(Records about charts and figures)
####################

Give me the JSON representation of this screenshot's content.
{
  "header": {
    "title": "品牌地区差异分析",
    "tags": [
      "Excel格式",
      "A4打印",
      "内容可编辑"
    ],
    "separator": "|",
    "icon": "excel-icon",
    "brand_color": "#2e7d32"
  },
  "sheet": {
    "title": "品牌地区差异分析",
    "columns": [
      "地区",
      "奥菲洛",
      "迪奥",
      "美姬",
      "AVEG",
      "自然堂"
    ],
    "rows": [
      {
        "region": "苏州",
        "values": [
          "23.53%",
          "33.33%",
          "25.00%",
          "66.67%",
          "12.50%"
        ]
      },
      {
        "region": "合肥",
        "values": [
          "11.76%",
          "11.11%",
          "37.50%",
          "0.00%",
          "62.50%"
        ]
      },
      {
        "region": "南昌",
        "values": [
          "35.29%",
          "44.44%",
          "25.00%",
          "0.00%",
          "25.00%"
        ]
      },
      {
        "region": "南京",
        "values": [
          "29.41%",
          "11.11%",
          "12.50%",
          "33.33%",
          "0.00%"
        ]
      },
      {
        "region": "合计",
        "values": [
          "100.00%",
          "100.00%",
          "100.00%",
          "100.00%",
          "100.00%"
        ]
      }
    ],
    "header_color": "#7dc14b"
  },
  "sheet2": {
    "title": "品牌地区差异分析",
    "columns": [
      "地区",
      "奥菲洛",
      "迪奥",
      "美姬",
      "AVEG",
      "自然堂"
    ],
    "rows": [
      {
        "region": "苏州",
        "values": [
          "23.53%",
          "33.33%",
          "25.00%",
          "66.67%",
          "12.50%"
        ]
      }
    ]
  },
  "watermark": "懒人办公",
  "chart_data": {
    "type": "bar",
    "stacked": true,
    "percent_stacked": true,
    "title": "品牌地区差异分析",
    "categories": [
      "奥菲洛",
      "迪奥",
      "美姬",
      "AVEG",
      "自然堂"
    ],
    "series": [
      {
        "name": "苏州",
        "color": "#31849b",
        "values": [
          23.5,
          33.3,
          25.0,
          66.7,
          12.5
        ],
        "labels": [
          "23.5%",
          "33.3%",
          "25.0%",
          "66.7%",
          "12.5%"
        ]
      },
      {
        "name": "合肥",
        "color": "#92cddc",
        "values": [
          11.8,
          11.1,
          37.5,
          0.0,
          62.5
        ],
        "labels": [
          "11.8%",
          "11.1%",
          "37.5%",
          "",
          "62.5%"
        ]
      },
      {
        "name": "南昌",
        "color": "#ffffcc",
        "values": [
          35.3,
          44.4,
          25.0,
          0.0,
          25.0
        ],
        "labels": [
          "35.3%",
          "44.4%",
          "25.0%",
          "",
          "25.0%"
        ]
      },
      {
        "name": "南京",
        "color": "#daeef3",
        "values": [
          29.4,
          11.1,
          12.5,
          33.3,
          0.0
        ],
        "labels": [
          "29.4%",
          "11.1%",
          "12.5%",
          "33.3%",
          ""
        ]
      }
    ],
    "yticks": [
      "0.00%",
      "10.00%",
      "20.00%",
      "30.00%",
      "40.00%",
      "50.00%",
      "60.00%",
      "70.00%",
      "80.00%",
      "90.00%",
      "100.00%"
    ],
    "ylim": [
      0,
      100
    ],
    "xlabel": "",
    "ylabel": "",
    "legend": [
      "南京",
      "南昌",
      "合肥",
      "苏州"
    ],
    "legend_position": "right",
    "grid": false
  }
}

####################

> [WHAT THE TASK ASKS] All of the records must be repeated exactly.

> [ANSWER TO THIS TASK]
Give me the JSON representation of this screenshot's content.
{
  "header": {
    "title": "品牌地区差异分析",
    "tags": [
      "Excel格式",
      "A4打印",
      "内容可编辑"
    ],
    "separator": "|",
    "icon": "excel-icon",
    "brand_color": "#2e7d32"
  },
  "sheet": {
    "title": "品牌地区差异分析",
    "columns": [
      "地区",
      "奥菲洛",
      "迪奥",
      "美姬",
      "AVEG",
      "自然堂"
    ],
    "rows": [
      {
        "region": "苏州",
        "values": [
          "23.53%",
          "33.33%",
          "25.00%",
          "66.67%",
          "12.50%"
        ]
      },
      {
        "region": "合肥",
        "values": [
          "11.76%",
          "11.11%",
          "37.50%",
          "0.00%",
          "62.50%"
        ]
      },
      {
        "region": "南昌",
        "values": [
          "35.29%",
          "44.44%",
          "25.00%",
          "0.00%",
          "25.00%"
        ]
      },
      {
        "region": "南京",
        "values": [
          "29.41%",
          "11.11%",
          "12.50%",
          "33.33%",
          "0.00%"
        ]
      },
      {
        "region": "合计",
        "values": [
          "100.00%",
          "100.00%",
          "100.00%",
          "100.00%",
          "100.00%"
        ]
      }
    ],
    "header_color": "#7dc14b"
  },
  "sheet2": {
    "title": "品牌地区差异分析",
    "columns": [
      "地区",
      "奥菲洛",
      "迪奥",
      "美姬",
      "AVEG",
      "自然堂"
    ],
    "rows": [
      {
        "region": "苏州",
        "values": [
          "23.53%",
          "33.33%",
          "25.00%",
          "66.67%",
          "12.50%"
        ]
      }
    ]
  },
  "watermark": "懒人办公",
  "chart_data": {
    "type": "bar",
    "stacked": true,
    "percent_stacked": true,
    "title": "品牌地区差异分析",
    "categories": [
      "奥菲洛",
      "迪奥",
      "美姬",
      "AVEG",
      "自然堂"
    ],
    "series": [
      {
        "name": "苏州",
        "color": "#31849b",
        "values": [
          23.5,
          33.3,
          25.0,
          66.7,
          12.5
        ],
        "labels": [
          "23.5%",
          "33.3%",
          "25.0%",
          "66.7%",
          "12.5%"
        ]
      },
      {
        "name": "合肥",
        "color": "#92cddc",
        "values": [
          11.8,
          11.1,
          37.5,
          0.0,
          62.5
        ],
        "labels": [
          "11.8%",
          "11.1%",
          "37.5%",
          "",
          "62.5%"
        ]
      },
      {
        "name": "南昌",
        "color": "#ffffcc",
        "values": [
          35.3,
          44.4,
          25.0,
          0.0,
          25.0
        ],
        "labels": [
          "35.3%",
          "44.4%",
          "25.0%",
          "",
          "25.0%"
        ]
      },
      {
        "name": "南京",
        "color": "#daeef3",
        "values": [
          29.4,
          11.1,
          12.5,
          33.3,
          0.0
        ],
        "labels": [
          "29.4%",
          "11.1%",
          "12.5%",
          "33.3%",
          ""
        ]
      }
    ],
    "yticks": [
      "0.00%",
      "10.00%",
      "20.00%",
      "30.00%",
      "40.00%",
      "50.00%",
      "60.00%",
      "70.00%",
      "80.00%",
      "90.00%",
      "100.00%"
    ],
    "ylim": [
      0,
      100
    ],
    "xlabel": "",
    "ylabel": "",
    "legend": [
      "南京",
      "南昌",
      "合肥",
      "苏州"
    ],
    "legend_position": "right",
    "grid": false
  }
}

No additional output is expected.